** start of Supplied records **

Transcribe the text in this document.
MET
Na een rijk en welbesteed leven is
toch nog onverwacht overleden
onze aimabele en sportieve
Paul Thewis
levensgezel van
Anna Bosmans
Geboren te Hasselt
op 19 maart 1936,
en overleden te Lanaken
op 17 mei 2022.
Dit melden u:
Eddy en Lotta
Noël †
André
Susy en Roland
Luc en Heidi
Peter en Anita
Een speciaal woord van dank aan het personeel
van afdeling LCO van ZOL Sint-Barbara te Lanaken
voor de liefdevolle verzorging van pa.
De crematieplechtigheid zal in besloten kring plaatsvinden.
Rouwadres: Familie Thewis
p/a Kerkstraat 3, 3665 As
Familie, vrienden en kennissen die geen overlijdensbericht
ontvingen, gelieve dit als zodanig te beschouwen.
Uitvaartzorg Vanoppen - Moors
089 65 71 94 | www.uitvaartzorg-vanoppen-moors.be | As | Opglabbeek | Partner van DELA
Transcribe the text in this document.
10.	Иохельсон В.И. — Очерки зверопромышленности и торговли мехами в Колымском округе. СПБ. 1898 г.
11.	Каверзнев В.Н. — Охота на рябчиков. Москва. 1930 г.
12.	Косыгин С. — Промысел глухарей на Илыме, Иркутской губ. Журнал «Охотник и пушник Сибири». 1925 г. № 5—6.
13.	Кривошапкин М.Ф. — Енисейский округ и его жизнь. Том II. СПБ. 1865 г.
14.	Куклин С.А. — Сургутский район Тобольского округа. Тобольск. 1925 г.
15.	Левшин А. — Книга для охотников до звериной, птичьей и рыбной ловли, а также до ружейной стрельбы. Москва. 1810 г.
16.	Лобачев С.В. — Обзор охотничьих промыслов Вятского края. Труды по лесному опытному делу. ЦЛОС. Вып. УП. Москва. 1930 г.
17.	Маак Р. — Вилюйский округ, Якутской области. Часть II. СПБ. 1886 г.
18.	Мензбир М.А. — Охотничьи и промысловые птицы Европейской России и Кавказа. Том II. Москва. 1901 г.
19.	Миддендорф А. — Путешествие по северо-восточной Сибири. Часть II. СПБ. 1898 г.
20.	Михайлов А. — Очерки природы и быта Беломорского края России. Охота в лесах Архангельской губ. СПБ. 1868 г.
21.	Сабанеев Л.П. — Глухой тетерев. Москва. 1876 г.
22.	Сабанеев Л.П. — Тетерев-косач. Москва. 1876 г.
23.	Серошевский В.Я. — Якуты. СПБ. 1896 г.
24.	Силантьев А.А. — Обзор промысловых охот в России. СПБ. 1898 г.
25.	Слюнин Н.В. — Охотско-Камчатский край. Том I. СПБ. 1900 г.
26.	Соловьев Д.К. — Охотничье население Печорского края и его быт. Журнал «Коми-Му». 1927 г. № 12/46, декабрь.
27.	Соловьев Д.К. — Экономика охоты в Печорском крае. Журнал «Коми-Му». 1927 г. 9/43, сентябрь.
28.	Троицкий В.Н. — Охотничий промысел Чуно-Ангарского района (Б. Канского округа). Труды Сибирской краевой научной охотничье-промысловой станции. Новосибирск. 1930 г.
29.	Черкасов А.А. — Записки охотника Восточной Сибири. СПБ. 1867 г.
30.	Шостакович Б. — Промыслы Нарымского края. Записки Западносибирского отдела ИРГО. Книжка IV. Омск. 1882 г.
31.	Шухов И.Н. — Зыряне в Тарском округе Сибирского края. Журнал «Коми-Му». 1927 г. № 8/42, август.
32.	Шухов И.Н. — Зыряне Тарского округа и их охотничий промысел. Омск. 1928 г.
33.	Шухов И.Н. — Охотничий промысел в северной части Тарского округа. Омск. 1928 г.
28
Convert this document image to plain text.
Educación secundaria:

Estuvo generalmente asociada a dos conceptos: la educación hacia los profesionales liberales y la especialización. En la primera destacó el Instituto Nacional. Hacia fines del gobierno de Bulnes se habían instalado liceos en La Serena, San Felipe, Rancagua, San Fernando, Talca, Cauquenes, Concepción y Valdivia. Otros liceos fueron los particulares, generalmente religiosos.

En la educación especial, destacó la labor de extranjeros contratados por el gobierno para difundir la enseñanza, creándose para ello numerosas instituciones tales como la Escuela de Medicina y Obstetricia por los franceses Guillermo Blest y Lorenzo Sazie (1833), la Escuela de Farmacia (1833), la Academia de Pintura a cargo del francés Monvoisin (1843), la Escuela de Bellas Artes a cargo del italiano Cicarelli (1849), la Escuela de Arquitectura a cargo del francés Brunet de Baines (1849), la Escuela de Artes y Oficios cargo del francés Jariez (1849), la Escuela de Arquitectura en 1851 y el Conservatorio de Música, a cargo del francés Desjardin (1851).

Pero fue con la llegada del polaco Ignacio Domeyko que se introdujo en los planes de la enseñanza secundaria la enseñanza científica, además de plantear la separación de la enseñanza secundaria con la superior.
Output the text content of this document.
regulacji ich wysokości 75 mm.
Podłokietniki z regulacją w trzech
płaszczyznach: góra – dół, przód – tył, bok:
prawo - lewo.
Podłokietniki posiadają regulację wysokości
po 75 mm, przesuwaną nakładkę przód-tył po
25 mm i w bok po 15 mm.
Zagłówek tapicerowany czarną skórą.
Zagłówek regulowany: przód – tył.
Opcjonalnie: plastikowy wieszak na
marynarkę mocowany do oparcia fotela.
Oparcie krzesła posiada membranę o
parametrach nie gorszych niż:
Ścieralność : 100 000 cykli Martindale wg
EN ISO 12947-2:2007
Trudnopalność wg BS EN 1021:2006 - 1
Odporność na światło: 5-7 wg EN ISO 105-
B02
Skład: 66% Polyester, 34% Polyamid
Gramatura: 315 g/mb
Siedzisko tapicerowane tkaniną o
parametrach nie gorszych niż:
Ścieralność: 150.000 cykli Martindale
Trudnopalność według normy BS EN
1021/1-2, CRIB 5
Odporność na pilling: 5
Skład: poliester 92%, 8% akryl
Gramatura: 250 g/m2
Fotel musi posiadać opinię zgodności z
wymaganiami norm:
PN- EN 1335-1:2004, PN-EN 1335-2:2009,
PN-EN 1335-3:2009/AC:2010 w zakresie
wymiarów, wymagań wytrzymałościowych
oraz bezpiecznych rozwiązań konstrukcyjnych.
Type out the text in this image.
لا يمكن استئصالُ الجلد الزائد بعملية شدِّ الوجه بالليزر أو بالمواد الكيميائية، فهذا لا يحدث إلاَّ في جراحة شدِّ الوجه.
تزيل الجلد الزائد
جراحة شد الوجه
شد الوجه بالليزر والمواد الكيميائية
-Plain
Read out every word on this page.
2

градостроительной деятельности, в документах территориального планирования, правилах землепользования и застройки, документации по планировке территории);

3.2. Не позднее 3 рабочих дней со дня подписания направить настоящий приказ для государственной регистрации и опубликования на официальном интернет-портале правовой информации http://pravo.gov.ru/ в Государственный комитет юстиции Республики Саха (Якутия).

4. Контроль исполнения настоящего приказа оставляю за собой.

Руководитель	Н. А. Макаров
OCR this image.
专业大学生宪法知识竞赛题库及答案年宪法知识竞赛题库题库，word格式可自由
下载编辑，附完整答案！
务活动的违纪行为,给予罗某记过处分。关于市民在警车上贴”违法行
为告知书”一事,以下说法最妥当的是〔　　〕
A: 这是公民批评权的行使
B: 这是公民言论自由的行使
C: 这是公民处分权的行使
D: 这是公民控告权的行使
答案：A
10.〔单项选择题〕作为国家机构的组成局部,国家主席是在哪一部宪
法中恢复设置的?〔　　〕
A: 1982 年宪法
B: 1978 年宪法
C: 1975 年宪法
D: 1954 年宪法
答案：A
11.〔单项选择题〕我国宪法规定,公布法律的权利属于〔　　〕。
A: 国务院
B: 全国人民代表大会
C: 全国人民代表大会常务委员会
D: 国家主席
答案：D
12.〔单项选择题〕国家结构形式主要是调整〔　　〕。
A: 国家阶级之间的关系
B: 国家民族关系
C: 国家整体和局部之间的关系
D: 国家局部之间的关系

** end of Supplied records **

- **Written request**: Your answer should be a single number: the count of lines in the entries that contain the word "Gramatura".

- **The reply**: 2